Exercise requirements
Extract the listing below in full, unchanged.

Materials provided
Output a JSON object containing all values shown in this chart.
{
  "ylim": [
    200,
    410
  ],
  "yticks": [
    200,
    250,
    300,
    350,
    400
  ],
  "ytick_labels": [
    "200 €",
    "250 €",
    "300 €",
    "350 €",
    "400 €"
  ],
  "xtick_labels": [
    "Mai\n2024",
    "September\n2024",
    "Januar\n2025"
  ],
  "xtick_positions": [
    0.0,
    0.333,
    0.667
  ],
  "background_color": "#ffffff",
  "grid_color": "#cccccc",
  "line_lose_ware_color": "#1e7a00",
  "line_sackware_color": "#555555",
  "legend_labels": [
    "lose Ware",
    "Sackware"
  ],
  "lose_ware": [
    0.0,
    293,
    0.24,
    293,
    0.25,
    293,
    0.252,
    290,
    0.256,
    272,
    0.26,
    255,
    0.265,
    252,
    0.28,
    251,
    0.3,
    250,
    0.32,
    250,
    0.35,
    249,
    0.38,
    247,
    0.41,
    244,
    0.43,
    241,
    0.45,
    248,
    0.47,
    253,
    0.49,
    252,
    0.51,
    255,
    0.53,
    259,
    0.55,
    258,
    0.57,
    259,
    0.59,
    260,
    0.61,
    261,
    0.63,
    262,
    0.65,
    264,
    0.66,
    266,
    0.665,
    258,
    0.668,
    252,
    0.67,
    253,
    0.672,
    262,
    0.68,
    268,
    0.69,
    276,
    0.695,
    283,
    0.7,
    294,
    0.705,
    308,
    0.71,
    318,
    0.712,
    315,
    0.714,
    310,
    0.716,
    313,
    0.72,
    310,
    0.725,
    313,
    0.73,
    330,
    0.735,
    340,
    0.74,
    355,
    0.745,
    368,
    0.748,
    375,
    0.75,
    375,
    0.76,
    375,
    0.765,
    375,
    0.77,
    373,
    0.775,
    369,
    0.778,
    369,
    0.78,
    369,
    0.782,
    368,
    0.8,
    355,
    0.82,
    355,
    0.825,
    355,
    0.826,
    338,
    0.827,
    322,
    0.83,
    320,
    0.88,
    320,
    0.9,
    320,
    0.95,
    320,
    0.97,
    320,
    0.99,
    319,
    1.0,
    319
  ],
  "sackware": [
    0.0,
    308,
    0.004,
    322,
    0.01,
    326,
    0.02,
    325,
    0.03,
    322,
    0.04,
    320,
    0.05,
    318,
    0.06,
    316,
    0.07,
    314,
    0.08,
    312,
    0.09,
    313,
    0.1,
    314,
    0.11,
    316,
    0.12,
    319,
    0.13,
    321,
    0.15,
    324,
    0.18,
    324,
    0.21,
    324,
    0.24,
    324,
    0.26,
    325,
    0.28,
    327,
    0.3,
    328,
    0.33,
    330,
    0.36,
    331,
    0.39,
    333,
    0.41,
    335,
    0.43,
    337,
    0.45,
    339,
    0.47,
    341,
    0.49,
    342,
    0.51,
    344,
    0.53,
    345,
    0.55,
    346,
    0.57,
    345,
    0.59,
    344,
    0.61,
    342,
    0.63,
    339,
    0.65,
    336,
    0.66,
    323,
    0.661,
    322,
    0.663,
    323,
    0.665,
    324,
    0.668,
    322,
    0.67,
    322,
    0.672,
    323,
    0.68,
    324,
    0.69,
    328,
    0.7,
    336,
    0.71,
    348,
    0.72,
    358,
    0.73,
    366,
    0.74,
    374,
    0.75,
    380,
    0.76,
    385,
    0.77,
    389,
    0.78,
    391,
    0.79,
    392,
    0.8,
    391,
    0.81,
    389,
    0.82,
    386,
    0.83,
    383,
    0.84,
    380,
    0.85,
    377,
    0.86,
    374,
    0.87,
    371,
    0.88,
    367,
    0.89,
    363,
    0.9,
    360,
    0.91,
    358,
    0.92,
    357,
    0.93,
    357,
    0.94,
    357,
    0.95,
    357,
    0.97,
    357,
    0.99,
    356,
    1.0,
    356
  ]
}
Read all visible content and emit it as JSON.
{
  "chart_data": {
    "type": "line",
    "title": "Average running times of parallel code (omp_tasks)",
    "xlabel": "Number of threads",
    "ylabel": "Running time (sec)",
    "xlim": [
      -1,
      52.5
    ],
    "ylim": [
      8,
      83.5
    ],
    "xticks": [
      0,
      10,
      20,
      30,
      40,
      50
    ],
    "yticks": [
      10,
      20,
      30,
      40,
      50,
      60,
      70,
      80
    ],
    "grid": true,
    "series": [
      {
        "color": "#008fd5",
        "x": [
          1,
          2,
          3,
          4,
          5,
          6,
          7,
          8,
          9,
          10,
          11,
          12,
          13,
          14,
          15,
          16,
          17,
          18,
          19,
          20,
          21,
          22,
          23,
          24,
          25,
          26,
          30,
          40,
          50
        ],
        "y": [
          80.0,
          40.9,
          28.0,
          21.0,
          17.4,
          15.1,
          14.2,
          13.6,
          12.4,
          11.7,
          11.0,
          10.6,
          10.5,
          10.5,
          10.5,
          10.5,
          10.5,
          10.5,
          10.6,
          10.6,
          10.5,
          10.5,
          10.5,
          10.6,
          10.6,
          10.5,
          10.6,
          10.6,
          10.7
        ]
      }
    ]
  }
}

Written response
Output a JSON object containing all values shown in this chart.
{
  "ylim": [
    200,
    410
  ],
  "yticks": [
    200,
    250,
    300,
    350,
    400
  ],
  "ytick_labels": [
    "200 €",
    "250 €",
    "300 €",
    "350 €",
    "400 €"
  ],
  "xtick_labels": [
    "Mai\n2024",
    "September\n2024",
    "Januar\n2025"
  ],
  "xtick_positions": [
    0.0,
    0.333,
    0.667
  ],
  "background_color": "#ffffff",
  "grid_color": "#cccccc",
  "line_lose_ware_color": "#1e7a00",
  "line_sackware_color": "#555555",
  "legend_labels": [
    "lose Ware",
    "Sackware"
  ],
  "lose_ware": [
    0.0,
    293,
    0.24,
    293,
    0.25,
    293,
    0.252,
    290,
    0.256,
    272,
    0.26,
    255,
    0.265,
    252,
    0.28,
    251,
    0.3,
    250,
    0.32,
    250,
    0.35,
    249,
    0.38,
    247,
    0.41,
    244,
    0.43,
    241,
    0.45,
    248,
    0.47,
    253,
    0.49,
    252,
    0.51,
    255,
    0.53,
    259,
    0.55,
    258,
    0.57,
    259,
    0.59,
    260,
    0.61,
    261,
    0.63,
    262,
    0.65,
    264,
    0.66,
    266,
    0.665,
    258,
    0.668,
    252,
    0.67,
    253,
    0.672,
    262,
    0.68,
    268,
    0.69,
    276,
    0.695,
    283,
    0.7,
    294,
    0.705,
    308,
    0.71,
    318,
    0.712,
    315,
    0.714,
    310,
    0.716,
    313,
    0.72,
    310,
    0.725,
    313,
    0.73,
    330,
    0.735,
    340,
    0.74,
    355,
    0.745,
    368,
    0.748,
    375,
    0.75,
    375,
    0.76,
    375,
    0.765,
    375,
    0.77,
    373,
    0.775,
    369,
    0.778,
    369,
    0.78,
    369,
    0.782,
    368,
    0.8,
    355,
    0.82,
    355,
    0.825,
    355,
    0.826,
    338,
    0.827,
    322,
    0.83,
    320,
    0.88,
    320,
    0.9,
    320,
    0.95,
    320,
    0.97,
    320,
    0.99,
    319,
    1.0,
    319
  ],
  "sackware": [
    0.0,
    308,
    0.004,
    322,
    0.01,
    326,
    0.02,
    325,
    0.03,
    322,
    0.04,
    320,
    0.05,
    318,
    0.06,
    316,
    0.07,
    314,
    0.08,
    312,
    0.09,
    313,
    0.1,
    314,
    0.11,
    316,
    0.12,
    319,
    0.13,
    321,
    0.15,
    324,
    0.18,
    324,
    0.21,
    324,
    0.24,
    324,
    0.26,
    325,
    0.28,
    327,
    0.3,
    328,
    0.33,
    330,
    0.36,
    331,
    0.39,
    333,
    0.41,
    335,
    0.43,
    337,
    0.45,
    339,
    0.47,
    341,
    0.49,
    342,
    0.51,
    344,
    0.53,
    345,
    0.55,
    346,
    0.57,
    345,
    0.59,
    344,
    0.61,
    342,
    0.63,
    339,
    0.65,
    336,
    0.66,
    323,
    0.661,
    322,
    0.663,
    323,
    0.665,
    324,
    0.668,
    322,
    0.67,
    322,
    0.672,
    323,
    0.68,
    324,
    0.69,
    328,
    0.7,
    336,
    0.71,
    348,
    0.72,
    358,
    0.73,
    366,
    0.74,
    374,
    0.75,
    380,
    0.76,
    385,
    0.77,
    389,
    0.78,
    391,
    0.79,
    392,
    0.8,
    391,
    0.81,
    389,
    0.82,
    386,
    0.83,
    383,
    0.84,
    380,
    0.85,
    377,
    0.86,
    374,
    0.87,
    371,
    0.88,
    367,
    0.89,
    363,
    0.9,
    360,
    0.91,
    358,
    0.92,
    357,
    0.93,
    357,
    0.94,
    357,
    0.95,
    357,
    0.97,
    357,
    0.99,
    356,
    1.0,
    356
  ]
}
Read all visible content and emit it as JSON.
{
  "chart_data": {
    "type": "line",
    "title": "Average running times of parallel code (omp_tasks)",
    "xlabel": "Number of threads",
    "ylabel": "Running time (sec)",
    "xlim": [
      -1,
      52.5
    ],
    "ylim": [
      8,
      83.5
    ],
    "xticks": [
      0,
      10,
      20,
      30,
      40,
      50
    ],
    "yticks": [
      10,
      20,
      30,
      40,
      50,
      60,
      70,
      80
    ],
    "grid": true,
    "series": [
      {
        "color": "#008fd5",
        "x": [
          1,
          2,
          3,
          4,
          5,
          6,
          7,
          8,
          9,
          10,
          11,
          12,
          13,
          14,
          15,
          16,
          17,
          18,
          19,
          20,
          21,
          22,
          23,
          24,
          25,
          26,
          30,
          40,
          50
        ],
        "y": [
          80.0,
          40.9,
          28.0,
          21.0,
          17.4,
          15.1,
          14.2,
          13.6,
          12.4,
          11.7,
          11.0,
          10.6,
          10.5,
          10.5,
          10.5,
          10.5,
          10.5,
          10.5,
          10.6,
          10.6,
          10.5,
          10.5,
          10.5,
          10.6,
          10.6,
          10.5,
          10.6,
          10.6,
          10.7
        ]
      }
    ]
  }
}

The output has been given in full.